DIRECTIONS FOR THIS TASK
Work through the data line by line, gathering every line that has the word "Lizenzierungsdiagnose".

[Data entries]
_ _ _

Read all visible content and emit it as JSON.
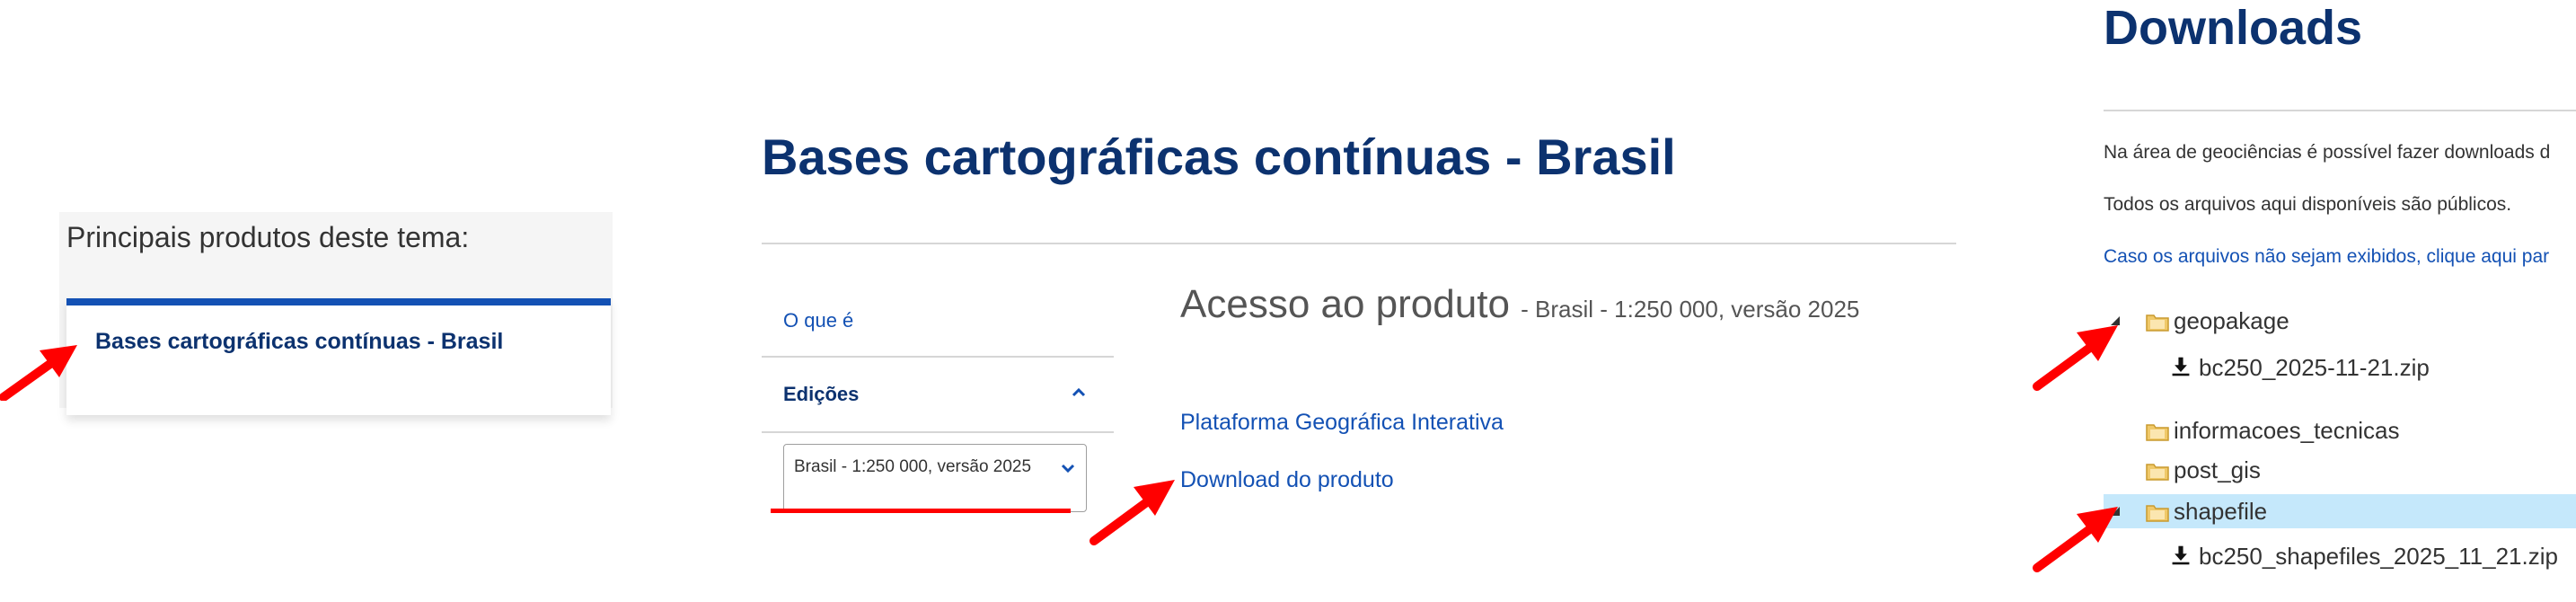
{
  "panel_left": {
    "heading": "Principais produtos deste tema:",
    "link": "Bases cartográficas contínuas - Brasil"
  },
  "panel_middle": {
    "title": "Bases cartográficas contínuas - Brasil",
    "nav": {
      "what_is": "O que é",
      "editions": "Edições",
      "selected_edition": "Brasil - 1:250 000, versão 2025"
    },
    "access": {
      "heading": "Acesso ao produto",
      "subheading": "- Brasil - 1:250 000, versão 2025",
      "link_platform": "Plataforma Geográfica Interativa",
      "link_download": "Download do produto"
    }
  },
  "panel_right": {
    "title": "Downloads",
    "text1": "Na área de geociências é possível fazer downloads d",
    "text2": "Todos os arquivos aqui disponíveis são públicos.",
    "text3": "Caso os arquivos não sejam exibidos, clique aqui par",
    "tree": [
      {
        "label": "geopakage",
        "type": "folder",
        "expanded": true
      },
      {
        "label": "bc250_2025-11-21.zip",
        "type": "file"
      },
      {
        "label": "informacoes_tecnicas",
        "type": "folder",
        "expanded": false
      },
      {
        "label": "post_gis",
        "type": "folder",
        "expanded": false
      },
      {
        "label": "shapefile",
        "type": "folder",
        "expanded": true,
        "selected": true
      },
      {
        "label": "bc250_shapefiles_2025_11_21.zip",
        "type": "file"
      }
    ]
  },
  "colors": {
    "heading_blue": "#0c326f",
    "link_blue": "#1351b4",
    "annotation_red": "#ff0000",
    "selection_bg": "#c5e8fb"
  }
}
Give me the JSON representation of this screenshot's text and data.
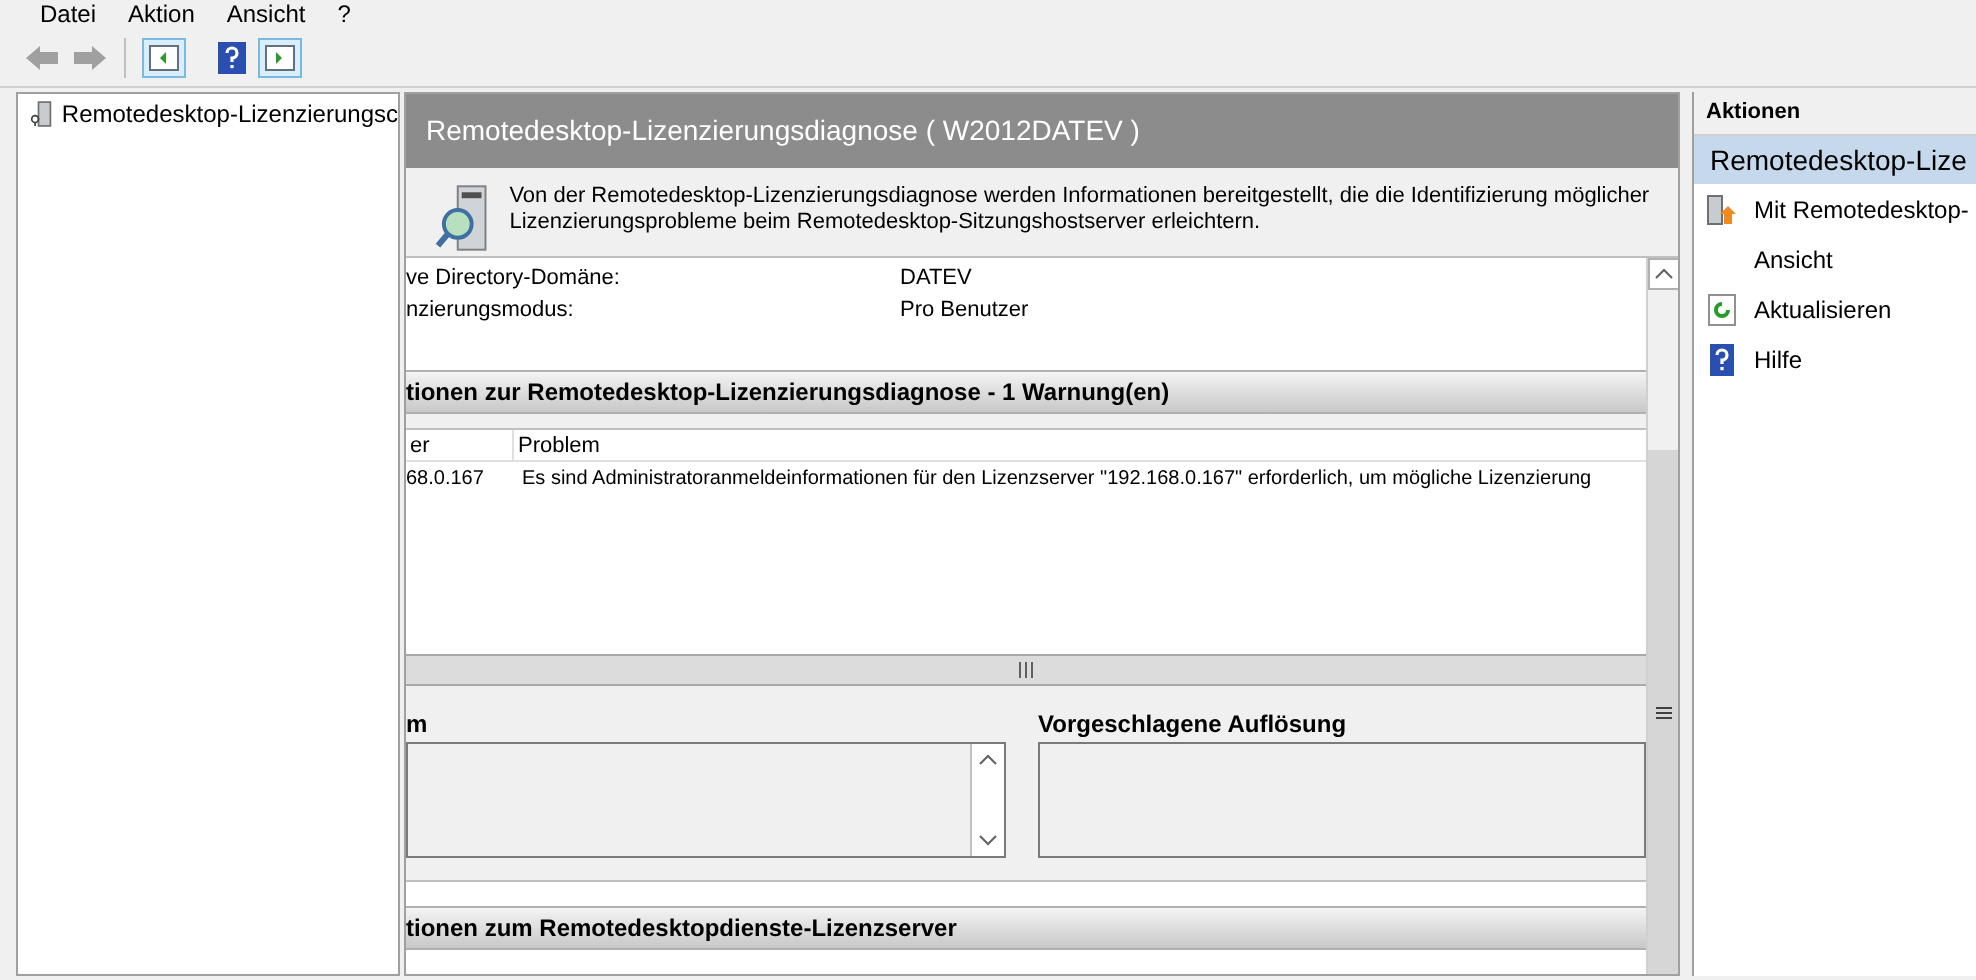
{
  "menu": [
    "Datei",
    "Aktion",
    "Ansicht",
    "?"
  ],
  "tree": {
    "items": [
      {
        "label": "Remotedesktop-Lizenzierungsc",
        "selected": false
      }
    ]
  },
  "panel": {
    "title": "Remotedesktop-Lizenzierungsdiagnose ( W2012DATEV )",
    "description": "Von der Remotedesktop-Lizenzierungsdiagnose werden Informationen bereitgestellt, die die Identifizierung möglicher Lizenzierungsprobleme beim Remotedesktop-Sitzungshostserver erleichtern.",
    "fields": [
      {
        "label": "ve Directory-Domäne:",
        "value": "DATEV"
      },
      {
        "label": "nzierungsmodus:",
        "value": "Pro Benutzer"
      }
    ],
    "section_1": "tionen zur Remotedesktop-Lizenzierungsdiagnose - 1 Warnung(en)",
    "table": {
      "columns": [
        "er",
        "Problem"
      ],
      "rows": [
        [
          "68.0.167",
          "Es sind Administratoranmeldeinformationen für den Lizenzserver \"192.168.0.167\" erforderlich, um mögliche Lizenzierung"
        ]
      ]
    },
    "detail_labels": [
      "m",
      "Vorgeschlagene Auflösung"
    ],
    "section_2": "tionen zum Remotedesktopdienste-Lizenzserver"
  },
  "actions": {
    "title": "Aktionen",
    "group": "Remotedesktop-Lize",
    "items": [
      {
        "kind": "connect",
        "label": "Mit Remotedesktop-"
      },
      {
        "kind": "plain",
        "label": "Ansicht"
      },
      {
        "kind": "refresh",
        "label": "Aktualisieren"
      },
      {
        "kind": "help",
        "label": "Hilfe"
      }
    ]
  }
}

_ _ _

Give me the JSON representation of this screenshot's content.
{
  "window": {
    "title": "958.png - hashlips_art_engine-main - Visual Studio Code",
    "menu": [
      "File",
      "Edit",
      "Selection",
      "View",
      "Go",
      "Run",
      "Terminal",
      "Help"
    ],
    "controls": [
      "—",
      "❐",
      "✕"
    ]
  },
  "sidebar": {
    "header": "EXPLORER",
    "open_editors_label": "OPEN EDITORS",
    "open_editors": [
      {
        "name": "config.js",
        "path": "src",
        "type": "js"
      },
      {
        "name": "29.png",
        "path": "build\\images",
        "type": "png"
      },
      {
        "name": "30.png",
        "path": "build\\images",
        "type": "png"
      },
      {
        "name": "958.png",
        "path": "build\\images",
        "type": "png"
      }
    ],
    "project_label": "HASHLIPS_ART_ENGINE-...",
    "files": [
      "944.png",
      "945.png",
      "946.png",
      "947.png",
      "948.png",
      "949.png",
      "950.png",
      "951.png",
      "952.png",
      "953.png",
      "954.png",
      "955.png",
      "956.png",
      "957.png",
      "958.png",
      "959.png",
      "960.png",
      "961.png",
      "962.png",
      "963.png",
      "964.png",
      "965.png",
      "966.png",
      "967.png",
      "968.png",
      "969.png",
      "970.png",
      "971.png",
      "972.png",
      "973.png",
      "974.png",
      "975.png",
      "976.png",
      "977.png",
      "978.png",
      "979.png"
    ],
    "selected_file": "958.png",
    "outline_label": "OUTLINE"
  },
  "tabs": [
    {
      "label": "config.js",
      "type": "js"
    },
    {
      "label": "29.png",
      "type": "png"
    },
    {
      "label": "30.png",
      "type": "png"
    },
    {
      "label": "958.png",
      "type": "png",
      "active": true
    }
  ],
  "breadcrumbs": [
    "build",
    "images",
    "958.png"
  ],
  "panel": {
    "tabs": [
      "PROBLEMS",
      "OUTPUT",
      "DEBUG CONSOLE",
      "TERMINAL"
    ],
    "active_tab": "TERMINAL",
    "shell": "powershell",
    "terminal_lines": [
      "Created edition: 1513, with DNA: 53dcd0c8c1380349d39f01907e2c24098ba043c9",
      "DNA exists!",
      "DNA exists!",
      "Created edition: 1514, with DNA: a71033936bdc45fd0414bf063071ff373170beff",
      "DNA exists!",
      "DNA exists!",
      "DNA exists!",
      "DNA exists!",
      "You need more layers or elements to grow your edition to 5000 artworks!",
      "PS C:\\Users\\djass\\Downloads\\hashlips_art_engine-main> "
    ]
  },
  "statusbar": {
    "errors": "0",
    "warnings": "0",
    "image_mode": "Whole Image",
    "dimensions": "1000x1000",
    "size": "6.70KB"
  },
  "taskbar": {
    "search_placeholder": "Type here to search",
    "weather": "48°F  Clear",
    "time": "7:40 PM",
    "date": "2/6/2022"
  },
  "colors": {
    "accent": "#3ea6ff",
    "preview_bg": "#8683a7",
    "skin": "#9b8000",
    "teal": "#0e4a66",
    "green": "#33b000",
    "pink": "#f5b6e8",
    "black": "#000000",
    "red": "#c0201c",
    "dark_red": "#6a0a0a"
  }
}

_ _ _

RESPONSE TO THE TASK
    "title": "Remotedesktop-Lizenzierungsdiagnose ( W2012DATEV )",
    "description": "Von der Remotedesktop-Lizenzierungsdiagnose werden Informationen bereitgestellt, die die Identifizierung möglicher Lizenzierungsprobleme beim Remotedesktop-Sitzungshostserver erleichtern.",
    "section_1": "tionen zur Remotedesktop-Lizenzierungsdiagnose - 1 Warnung(en)",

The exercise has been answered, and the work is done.